* _WHAT TO DO_: Tally the lines that contain the string "xlabel" and give the number by itself.

[Records from a collection]
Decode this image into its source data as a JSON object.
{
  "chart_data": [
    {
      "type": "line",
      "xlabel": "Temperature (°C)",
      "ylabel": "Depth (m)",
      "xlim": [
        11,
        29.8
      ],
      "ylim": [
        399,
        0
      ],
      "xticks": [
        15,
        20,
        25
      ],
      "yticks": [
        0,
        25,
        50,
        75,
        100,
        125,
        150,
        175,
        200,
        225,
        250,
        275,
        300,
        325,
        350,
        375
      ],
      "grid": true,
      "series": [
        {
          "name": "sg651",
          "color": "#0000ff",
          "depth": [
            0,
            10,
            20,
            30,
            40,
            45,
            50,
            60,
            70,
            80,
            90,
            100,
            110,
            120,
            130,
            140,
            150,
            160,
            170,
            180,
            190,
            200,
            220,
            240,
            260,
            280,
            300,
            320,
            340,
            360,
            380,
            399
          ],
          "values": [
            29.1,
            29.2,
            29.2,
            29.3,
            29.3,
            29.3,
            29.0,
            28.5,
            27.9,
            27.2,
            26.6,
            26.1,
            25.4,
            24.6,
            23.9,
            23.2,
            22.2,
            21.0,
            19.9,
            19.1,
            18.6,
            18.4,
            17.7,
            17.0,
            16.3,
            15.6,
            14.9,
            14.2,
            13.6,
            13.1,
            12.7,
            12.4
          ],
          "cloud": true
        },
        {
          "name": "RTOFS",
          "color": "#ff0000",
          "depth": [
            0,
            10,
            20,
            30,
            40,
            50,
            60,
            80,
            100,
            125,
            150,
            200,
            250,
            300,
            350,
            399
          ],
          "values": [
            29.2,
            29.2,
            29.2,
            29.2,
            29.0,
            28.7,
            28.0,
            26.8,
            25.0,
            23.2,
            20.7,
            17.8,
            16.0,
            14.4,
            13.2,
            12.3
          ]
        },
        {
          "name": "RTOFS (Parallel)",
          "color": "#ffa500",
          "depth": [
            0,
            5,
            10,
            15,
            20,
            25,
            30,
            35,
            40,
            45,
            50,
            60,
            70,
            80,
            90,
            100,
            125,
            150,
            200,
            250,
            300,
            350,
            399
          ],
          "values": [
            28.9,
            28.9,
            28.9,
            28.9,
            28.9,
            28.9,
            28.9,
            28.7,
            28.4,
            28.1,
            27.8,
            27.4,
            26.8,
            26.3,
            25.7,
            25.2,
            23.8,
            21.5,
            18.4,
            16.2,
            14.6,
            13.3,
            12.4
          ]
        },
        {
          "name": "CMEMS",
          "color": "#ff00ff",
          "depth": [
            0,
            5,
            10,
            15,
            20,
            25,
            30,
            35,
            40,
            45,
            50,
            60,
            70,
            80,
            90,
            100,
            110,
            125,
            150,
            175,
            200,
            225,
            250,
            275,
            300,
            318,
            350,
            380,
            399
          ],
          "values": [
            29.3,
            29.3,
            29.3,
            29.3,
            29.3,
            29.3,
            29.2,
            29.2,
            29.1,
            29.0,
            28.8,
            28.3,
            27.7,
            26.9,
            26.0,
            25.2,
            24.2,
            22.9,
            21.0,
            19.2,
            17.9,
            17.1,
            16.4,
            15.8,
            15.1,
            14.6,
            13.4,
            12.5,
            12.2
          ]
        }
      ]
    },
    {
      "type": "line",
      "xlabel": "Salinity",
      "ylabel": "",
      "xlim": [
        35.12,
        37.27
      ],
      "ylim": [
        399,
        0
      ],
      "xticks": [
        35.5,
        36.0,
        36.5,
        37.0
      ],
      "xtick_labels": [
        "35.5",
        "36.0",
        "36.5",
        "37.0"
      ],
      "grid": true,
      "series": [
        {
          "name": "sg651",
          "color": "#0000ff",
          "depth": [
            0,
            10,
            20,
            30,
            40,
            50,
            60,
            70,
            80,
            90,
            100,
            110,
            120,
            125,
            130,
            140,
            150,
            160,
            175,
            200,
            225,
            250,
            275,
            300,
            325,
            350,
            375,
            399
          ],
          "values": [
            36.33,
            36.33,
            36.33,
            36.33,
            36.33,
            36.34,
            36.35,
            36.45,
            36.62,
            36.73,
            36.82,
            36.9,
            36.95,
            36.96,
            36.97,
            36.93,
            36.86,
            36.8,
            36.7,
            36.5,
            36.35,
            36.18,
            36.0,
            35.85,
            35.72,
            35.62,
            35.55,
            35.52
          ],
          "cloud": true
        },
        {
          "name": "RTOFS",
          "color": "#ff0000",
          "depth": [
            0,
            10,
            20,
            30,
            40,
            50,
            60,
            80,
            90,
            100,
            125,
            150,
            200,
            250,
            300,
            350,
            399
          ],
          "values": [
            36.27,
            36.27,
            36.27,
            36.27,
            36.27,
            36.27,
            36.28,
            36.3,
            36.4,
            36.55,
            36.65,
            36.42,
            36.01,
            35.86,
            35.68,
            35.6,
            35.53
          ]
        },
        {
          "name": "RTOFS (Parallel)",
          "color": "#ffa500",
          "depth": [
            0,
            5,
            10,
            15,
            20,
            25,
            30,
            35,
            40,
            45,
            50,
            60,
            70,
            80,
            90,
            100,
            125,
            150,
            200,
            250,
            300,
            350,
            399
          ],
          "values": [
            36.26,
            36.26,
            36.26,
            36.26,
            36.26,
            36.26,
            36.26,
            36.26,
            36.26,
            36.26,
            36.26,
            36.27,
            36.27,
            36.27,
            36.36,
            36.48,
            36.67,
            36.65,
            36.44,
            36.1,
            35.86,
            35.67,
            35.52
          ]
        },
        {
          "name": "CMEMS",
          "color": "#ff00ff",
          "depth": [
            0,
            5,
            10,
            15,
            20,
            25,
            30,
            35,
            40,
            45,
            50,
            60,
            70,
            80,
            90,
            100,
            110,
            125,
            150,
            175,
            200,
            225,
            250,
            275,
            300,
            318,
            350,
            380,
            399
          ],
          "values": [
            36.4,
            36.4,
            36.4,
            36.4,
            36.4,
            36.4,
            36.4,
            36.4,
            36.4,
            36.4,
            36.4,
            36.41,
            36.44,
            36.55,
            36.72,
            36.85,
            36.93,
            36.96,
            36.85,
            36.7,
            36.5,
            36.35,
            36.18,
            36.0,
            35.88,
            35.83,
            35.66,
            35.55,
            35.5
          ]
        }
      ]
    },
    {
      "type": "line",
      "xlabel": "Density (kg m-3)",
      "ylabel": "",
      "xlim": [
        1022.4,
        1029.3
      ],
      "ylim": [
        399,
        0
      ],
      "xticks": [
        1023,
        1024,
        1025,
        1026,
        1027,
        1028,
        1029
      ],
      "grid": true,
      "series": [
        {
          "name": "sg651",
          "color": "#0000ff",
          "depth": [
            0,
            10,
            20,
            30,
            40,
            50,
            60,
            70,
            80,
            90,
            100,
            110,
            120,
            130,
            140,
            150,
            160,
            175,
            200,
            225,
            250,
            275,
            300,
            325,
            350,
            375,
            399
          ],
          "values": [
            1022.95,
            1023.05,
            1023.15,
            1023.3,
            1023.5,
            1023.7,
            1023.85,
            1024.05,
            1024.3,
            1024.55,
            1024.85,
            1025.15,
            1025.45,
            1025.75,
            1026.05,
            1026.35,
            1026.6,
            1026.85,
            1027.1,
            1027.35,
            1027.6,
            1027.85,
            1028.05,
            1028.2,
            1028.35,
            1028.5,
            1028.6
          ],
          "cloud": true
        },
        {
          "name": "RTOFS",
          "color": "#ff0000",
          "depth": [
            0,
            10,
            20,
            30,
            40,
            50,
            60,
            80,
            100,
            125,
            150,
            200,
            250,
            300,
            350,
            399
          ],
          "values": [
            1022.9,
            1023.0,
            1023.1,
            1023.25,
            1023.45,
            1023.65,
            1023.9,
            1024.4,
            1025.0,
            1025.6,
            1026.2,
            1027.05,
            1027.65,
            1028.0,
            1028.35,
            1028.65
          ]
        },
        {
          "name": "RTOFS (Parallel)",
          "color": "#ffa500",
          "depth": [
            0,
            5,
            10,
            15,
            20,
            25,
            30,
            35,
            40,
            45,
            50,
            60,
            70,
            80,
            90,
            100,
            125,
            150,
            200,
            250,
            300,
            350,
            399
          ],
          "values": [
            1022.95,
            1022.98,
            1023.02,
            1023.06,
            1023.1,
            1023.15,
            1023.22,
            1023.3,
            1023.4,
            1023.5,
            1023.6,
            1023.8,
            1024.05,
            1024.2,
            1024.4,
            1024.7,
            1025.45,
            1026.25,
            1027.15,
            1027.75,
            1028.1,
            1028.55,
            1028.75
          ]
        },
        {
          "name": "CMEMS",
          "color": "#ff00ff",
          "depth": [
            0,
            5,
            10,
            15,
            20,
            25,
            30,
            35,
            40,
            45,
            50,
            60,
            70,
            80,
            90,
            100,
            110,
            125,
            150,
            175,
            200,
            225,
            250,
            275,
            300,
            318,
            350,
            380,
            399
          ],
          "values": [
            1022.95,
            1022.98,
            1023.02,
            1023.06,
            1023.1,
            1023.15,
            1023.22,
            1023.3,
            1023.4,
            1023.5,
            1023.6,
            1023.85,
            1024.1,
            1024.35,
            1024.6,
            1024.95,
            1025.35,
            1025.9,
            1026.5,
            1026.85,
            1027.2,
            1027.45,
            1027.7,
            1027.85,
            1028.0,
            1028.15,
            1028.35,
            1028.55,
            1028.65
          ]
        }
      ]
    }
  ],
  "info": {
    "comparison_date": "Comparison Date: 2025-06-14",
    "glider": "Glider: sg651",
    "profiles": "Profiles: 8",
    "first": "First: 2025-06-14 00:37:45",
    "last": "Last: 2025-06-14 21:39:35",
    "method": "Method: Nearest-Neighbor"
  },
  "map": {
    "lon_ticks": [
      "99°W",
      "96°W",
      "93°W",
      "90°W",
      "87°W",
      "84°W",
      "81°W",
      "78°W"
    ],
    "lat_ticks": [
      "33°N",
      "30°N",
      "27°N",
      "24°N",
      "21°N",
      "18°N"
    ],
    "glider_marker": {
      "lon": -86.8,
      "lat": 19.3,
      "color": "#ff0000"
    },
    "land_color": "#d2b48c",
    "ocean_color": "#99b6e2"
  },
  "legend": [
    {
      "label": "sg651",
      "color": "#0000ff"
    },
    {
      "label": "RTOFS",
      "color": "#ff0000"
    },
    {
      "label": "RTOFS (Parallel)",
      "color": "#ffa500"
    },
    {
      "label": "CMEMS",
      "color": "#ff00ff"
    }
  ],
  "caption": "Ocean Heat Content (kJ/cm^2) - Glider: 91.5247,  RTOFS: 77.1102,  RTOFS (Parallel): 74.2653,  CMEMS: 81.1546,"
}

* _EXERCISE SOLUTION_: 3